You could always run NP++ via WINE if you can't find a native Linux solution that you like.
vim's :diffthis
I quickly wrote a script that uses kdialog from KDE to input text in a box, then writes both files to a temporary file, compares with diff and outputs the difference in a text box again. At the end it deletes the temporary files (if they are not deleted, they will be removed automatically with next system boot anyway). It's a quick and dirty script.
I call it diffuse, for diff + use.
#!/usr/bin/env bash
title="Diff - Compare 2 Texts"
output_size="720x720"
file1="$(mktemp)"
file2="$(mktemp)"
file3="$(mktemp)"
kdialog --title "${title} (input)" --textinputbox "Input Text 1" >> "${file1}"
kdialog --title "${title} (input)" --textinputbox "Input Text 2" >> "${file2}"
diff -- "${file1}" "${file2}" >> "${file3}"
kdialog --title "${title} (diff)" --geometry "${output_size}" --textbox "${file3}"

## [Records]
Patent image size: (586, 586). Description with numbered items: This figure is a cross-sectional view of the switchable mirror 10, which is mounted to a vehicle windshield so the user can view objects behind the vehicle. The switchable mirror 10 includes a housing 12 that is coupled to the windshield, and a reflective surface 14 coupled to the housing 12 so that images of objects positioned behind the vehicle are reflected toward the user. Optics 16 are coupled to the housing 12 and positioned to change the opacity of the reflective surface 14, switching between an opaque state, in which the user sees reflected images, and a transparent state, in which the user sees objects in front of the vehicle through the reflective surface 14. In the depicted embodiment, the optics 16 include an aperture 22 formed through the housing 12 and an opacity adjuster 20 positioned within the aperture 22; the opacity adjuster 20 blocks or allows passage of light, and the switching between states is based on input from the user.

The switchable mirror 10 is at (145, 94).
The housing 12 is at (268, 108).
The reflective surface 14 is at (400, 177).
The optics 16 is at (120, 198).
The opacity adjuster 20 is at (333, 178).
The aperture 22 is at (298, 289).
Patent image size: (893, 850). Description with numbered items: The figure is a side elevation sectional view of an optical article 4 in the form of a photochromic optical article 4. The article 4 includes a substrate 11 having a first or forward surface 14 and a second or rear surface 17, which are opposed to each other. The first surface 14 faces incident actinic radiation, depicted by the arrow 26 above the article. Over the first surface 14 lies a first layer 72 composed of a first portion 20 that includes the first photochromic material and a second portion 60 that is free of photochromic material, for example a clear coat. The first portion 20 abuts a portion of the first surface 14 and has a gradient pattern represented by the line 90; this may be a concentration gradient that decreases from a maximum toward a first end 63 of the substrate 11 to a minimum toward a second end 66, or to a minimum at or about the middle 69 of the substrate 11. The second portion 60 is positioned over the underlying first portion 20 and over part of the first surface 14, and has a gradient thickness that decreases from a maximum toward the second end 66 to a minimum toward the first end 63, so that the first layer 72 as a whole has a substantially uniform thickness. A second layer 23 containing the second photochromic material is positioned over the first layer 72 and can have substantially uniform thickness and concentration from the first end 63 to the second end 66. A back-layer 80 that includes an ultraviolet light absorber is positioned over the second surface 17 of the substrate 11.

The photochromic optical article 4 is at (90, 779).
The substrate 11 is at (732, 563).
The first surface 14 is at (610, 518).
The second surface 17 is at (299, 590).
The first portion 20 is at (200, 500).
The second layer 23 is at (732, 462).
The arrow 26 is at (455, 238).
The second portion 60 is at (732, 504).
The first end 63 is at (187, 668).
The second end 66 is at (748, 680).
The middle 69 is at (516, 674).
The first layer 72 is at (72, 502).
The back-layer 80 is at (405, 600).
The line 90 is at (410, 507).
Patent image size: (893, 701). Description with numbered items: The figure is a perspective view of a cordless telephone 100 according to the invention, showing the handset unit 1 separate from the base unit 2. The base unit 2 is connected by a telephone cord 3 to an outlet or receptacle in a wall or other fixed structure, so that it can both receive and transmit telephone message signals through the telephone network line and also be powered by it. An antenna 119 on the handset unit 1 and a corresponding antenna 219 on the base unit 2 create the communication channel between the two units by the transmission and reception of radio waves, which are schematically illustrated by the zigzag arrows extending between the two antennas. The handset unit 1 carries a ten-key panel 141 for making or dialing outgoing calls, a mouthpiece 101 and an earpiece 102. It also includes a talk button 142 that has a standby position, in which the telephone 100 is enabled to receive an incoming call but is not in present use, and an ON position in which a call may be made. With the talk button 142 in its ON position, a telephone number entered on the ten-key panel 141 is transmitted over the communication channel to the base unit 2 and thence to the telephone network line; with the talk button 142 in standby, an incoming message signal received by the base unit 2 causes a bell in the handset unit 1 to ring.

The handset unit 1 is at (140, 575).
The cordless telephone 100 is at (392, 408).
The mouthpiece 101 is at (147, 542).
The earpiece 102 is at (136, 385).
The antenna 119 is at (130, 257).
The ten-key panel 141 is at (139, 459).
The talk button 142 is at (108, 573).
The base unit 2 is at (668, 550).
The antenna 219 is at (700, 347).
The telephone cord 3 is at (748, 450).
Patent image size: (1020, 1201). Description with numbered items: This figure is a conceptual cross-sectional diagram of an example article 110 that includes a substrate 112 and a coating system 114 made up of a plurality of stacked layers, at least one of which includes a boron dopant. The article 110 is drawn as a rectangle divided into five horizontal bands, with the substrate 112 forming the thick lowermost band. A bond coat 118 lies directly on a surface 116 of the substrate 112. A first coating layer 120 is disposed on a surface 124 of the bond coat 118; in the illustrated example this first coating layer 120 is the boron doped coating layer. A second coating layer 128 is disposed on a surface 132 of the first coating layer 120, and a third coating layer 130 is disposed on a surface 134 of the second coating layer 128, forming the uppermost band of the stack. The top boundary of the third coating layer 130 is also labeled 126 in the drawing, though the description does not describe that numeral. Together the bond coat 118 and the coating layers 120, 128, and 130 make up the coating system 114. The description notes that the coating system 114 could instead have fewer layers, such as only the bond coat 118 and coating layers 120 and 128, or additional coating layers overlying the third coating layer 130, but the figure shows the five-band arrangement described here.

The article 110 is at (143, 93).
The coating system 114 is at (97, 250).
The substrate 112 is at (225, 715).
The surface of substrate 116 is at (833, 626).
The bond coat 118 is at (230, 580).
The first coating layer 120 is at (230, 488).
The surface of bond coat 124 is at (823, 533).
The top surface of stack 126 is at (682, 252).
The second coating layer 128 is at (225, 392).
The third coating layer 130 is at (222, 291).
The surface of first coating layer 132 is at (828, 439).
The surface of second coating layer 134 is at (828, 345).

## [Given instruction]
Pick up the post about the diffuse script for comparing two texts where it stops, and continue it.

## [Result]
rm -- "${file1}"
rm -- "${file2}"
rm -- "${file3}"
Edit: Forgot to mention the name of the script. Edit2: Totally wrong shebang line corrected.
You could save the output to bash vars instead of temp files and pass those in using diff <( echo $str1 ) <( echo $str2 )
I would want to avoid echo and just write to output file directly.
For CLI, diff has already been mentioned; for a GUI application I'd recommend meld:
It’s not a very Linux-y answer, but VSC does allow you to compare 2 pages for differences. Those pages can be unsaved or saved files.